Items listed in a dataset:
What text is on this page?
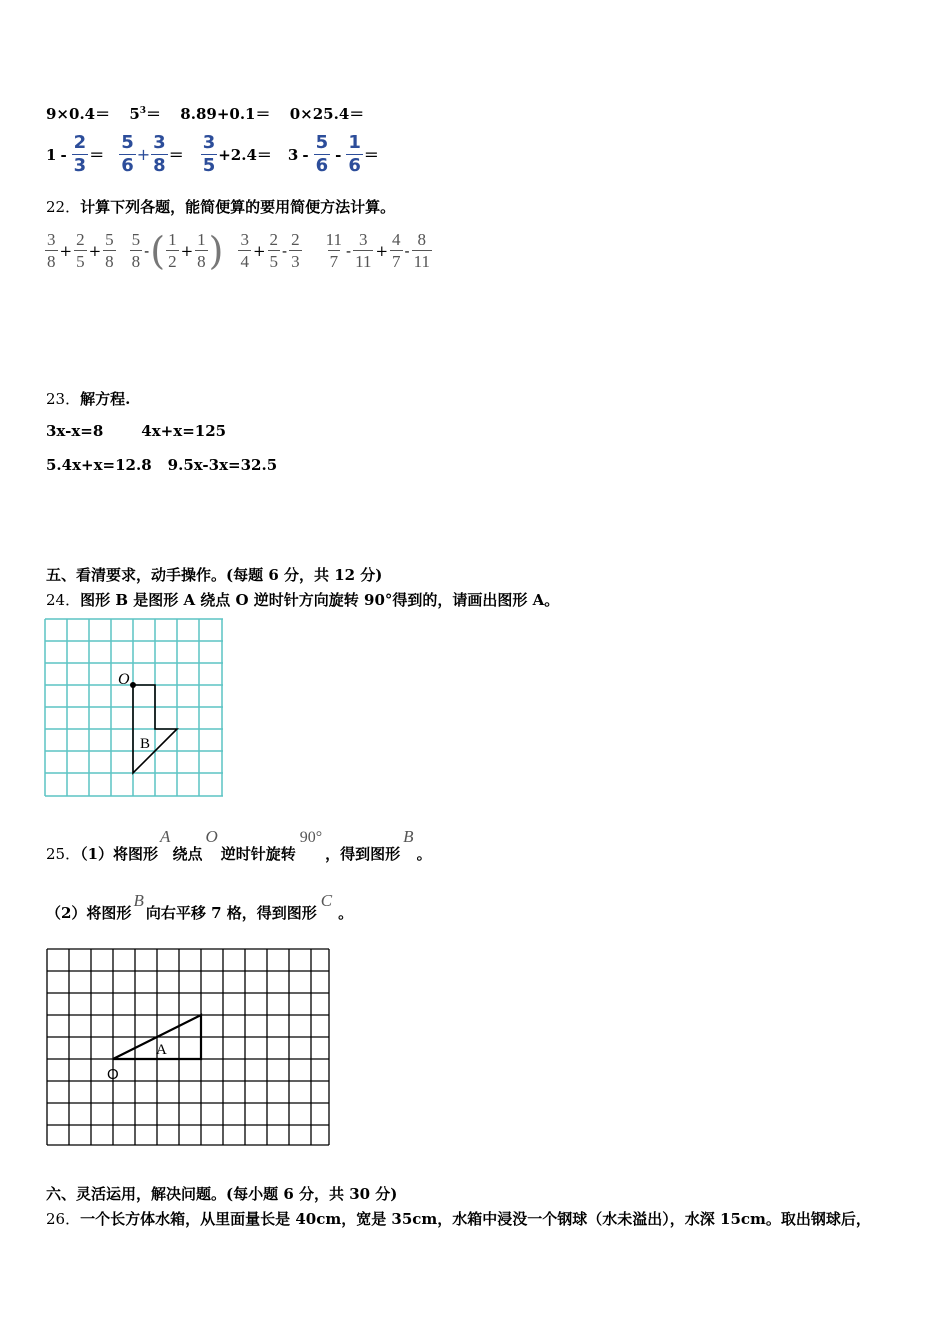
$9\times 0.4= 5^3= 8.89+0.1= 0\times 25.4=$
$1 - \frac{2}{3} = \frac{5}{6} + \frac{3}{8} = \frac{3}{5} +2.4= 3 - \frac{5}{6} - \frac{1}{6}$ ＝
22．计算下列各题，能简便算的要用简便方法计算。
$\frac{3}{8} + \frac{2}{5} + \frac{5}{8} \frac{5}{8}$ - ( $\frac{1}{2} + \frac{1}{8}$ ) $\frac{3}{4} + \frac{2}{5} - \frac{2}{3} \frac{11}{7} - \frac{3}{11} + \frac{4}{7} - \frac{8}{11}$
23．解方程.
3x-x=8	4x+x=125
5.4x+x=12.8 9.5x-3x=32.5
五、看清要求，动手操作。(每题 6 分，共 12 分)
24．图形 B 是图形 A 绕点 O 逆时针方向旋转 90°得到的，请画出图形 A。
O
B
25．（1）将图形A绕点O逆时针旋转90°，得到图形B。
（2）将图形B向右平移 7 格，得到图形C。
A
O
六、灵活运用，解决问题。(每小题 6 分，共 30 分)
26．一个长方体水箱，从里面量长是 40cm，宽是 35cm，水箱中浸没一个钢球（水未溢出），水深 15cm。取出钢球后，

Exercise goal: In your copy of the records, include no pictures; repeat everything else exactly.

Output below:
What text is on this page?
$9\times 0.4= 5^3= 8.89+0.1= 0\times 25.4=$
$1 - \frac{2}{3} = \frac{5}{6} + \frac{3}{8} = \frac{3}{5} +2.4= 3 - \frac{5}{6} - \frac{1}{6}$ ＝
22．计算下列各题，能简便算的要用简便方法计算。
$\frac{3}{8} + \frac{2}{5} + \frac{5}{8} \frac{5}{8}$ - ( $\frac{1}{2} + \frac{1}{8}$ ) $\frac{3}{4} + \frac{2}{5} - \frac{2}{3} \frac{11}{7} - \frac{3}{11} + \frac{4}{7} - \frac{8}{11}$
23．解方程.
3x-x=8	4x+x=125
5.4x+x=12.8 9.5x-3x=32.5
五、看清要求，动手操作。(每题 6 分，共 12 分)
24．图形 B 是图形 A 绕点 O 逆时针方向旋转 90°得到的，请画出图形 A。
O
B
25．（1）将图形A绕点O逆时针旋转90°，得到图形B。
（2）将图形B向右平移 7 格，得到图形C。
A
O
六、灵活运用，解决问题。(每小题 6 分，共 30 分)
26．一个长方体水箱，从里面量长是 40cm，宽是 35cm，水箱中浸没一个钢球（水未溢出），水深 15cm。取出钢球后，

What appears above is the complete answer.